START PASSAGE SHOWN

Court of Appeals of Texas, Thirteenth District, Corpus Christi
Jul 14, 2005
165 S.W.3d 366 (Tex. App. 2005)

Opinion

No. 13-02-046-CV.

August 19, 2004. Rehearing Overruled July 14, 2005.

Appeal from the County Court at Law No. 3, Brazoria County, James A. Blackstock, J.

Hayden Burns, Burns, Wooley, Marseglia Zabel, Houston, for appellant.

Katrina Dannhaus Packard, Schulenburg, for appellee.

Before Justices HINOJOSA, DORSEY and AMIDEI.

Retired Justice J. Bonner Dorsey, who had been assigned to this Court by the Supreme Court of Texas pursuant to section 74.003 of the government code, and whose assignment expired on August 31, 2003, did not participate in this decision. See TEX. GOV'T CODE ANN. § 74.003 (Vernon Supp. 2004).

Former Justice Maurice Amidei assigned to this Court by the Chief Justice of the Supreme Court of Texas pursuant to TEX. GOV'T CODE ANN. § 74.003 (Vernon Supp. 2004).


OPINION


Appellant, First Commerce Bank ("Bank"), appeals a take-nothing judgment on its counterclaim on a promissory note and guaranty agreements against appellees, Christine Palmer, individually, and Christine Palmer and Frederick A. Palmer, III, Independent Co-Executors of the Estate of Frederick A. Palmer, Jr. ("Palmers"). After a non-jury trial, and after the close of the Bank's case, the trial court granted the Palmers' motion for instructed verdict on grounds that the guaranty agreements were not supported by consideration because they were executed subsequent to the promissory note, thereby requiring consideration distinct from that of the note. The Palmers had been joined in a suit originally brought by J.V.3, Inc., against the Bank for lender liability and usury regarding two promissory notes payable to the Bank. We affirm.

END PASSAGE SHOWN

THE TASKS >>
(a) Answer these questions about the court opinion, one line each:
(i) Which trial court did the appeal come from?
(ii) On what date did Justice Dorsey's assignment expire?
(iii) On what claims did J.V.3, Inc. originally sue the Bank?
(b) For each statement, say whether the court opinion supports it. Give yes or no and quote the deciding words.
(i) Maurice Amidei was assigned to the court by the Chief Justice of the Supreme Court of Texas.
(ii) The case below was tried before a jury.
(iii) The appeals court reversed the trial court's judgment.
(c) Carry on writing the court opinion from its final sentence.

START SOURCE DATA

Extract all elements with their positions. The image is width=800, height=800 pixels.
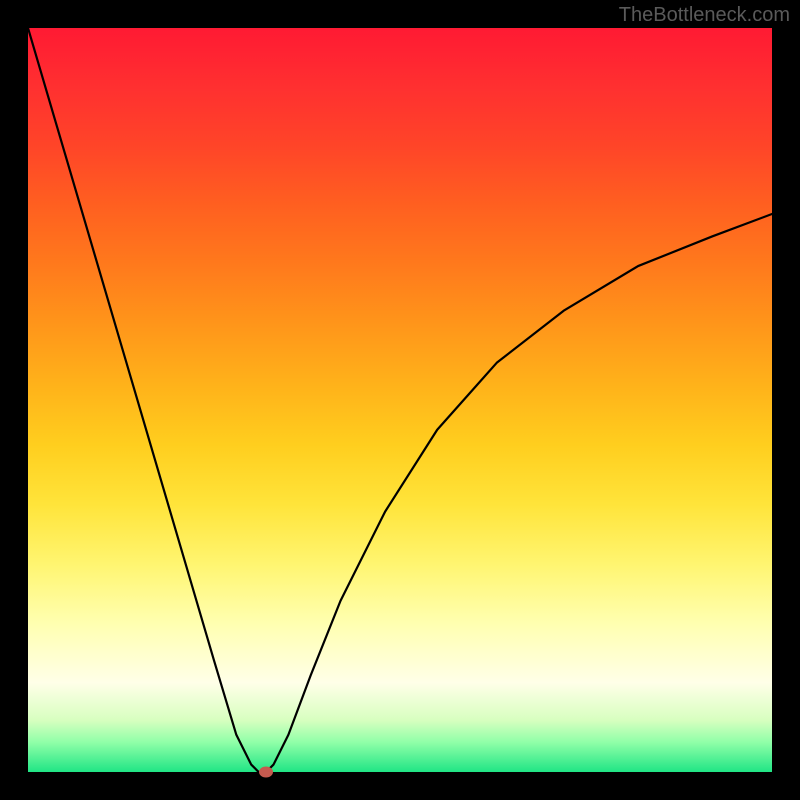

END SOURCE DATA

ANSWERS TO THE EXERCISES >>
(a)
(i) The County Court at Law No. 3, Brazoria County
(ii) August 31, 2003
(iii) Lender liability and usury

(b)
(i) Yes: "Former Justice Maurice Amidei assigned to this Court by the Chief Justice of the Supreme Court of Texas"
(ii) No: "After a non-jury trial"
(iii) No: "We affirm."

(c)
Factual Background

On March 30, 1983, the Bank, at the time known as Brazosport Bank of Texas, loaned one million dollars to J.V.3, Inc., a corporation, the borrowing entity for Quail Ridge Grass Farm ("Farm"). The loan was evidenced by a promissory note and secured by a deed of trust on certain real estate and associated personal property; the assignment of shares of J.V.3, Inc. stock owned by E.C. Stokely, J.C. Picard, Louis Jones, and Frederick Palmer, Jr.; and guaranty agreements signed by Stokely, Picard, Jones, Christine W. Palmer, and Frederick A. Palmer, III., as independent co-executors of the estate of Frederick A. Palmer, Jr. The loan was further secured by the assignment of life insurance policies on Jones, Picard, Stokely and Christine to the bank.

In January 1988, pursuant to the note, the Bank accelerated its maturity, and notified the borrower and the guarantors that the unpaid balance of $768,625 and interest would have to be paid by March 30, 1988, or the March 30 installment in the amount of $25,000 be paid, and a new note be made in the amount of $743,625.

On March 30, 1988, a second promissory note in the amount of $743,625 was prepared and executed in renewal of the 1983 note. According to the Bank's records and its president, James Truck, the 1983 note was paid. Truck testified the loan was "refunded" on March 30, 1988.

Separately and subsequently, on August 9 and 10, 1988, when they were not partners in the Farm partnership, the Palmers signed and executed guaranties of the March 30, 1988 promissory note. Prior to the execution of the March 30, 1988 promissory note, there was no agreement that the Palmers would be guarantors thereof. The Palmers had not been contacted regarding the note, had no knowledge of the note, and had not agreed to execute guaranty agreements to secure the note. The note was well collateralized without the Palmers as guarantors. The reason the Bank required the Palmers to be guarantors on the 1983 note was because, at that time, they were partners in the Farm partnership. In 1988, the Palmers did not have existing debts at the Bank and were not customers of the Bank.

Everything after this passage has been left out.